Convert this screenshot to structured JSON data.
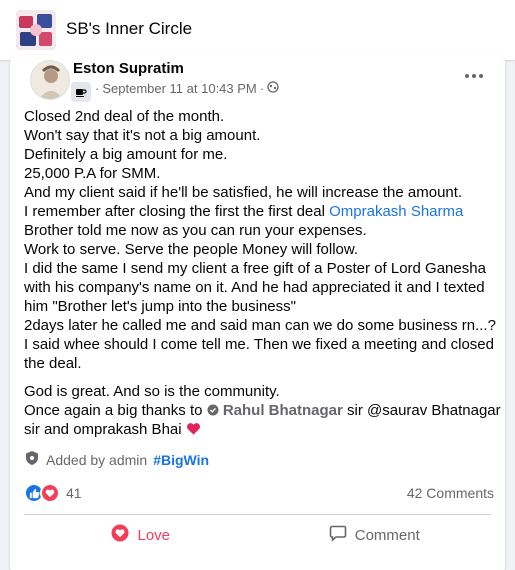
{
  "group": {
    "title": "SB's Inner Circle",
    "avatar_icon": "group-cover-thumbnail"
  },
  "post": {
    "author": "Eston Supratim",
    "date": "September 11 at 10:43 PM",
    "separator": "·",
    "badge_icon": "coffee-cup-icon",
    "audience_icon": "globe-icon",
    "body": {
      "l1": "Closed 2nd deal of the month.",
      "l2": "Won't say that it's not a big amount.",
      "l3": "Definitely a big amount for me.",
      "l4": "25,000 P.A for SMM.",
      "l5": "And my client said if he'll be satisfied, he will increase the amount.",
      "l6": "I remember after closing the first the first deal",
      "l6_mention": "Omprakash Sharma",
      "l7": "Brother told me now as you can run your expenses.",
      "l8": "Work to serve. Serve the people Money will follow.",
      "l9": "I did the same I send my client a free gift of a Poster of Lord Ganesha",
      "l10": "with his company's name on it. And he had appreciated it and I texted",
      "l11": "him \"Brother let's jump into the business\"",
      "l12": "2days later he called me and said man can we do some business rn...?",
      "l13": "I said whee should I come tell me. Then we fixed a meeting and closed",
      "l14": "the deal.",
      "l15": "God is great. And so is the community.",
      "l16": "Once again a big thanks to",
      "l16_mention": "Rahul Bhatnagar",
      "l16_tail": "sir @saurav Bhatnagar",
      "l17": "sir and omprakash  Bhai"
    },
    "added_by": "Added by admin",
    "hashtag": "#BigWin",
    "reaction_count": "41",
    "comments_count": "42 Comments",
    "actions": {
      "love": "Love",
      "comment": "Comment"
    },
    "colors": {
      "link": "#1b74e4",
      "love": "#f33e58",
      "muted": "#65676b"
    }
  }
}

☆ ☆ ☆ ☆

* [To do]:
Identify the lines that hold the word "Bhatnagar". Copy every one of them.

* [Problem solution]:
      "l16_mention": "Rahul Bhatnagar",
      "l16_tail": "sir @saurav Bhatnagar",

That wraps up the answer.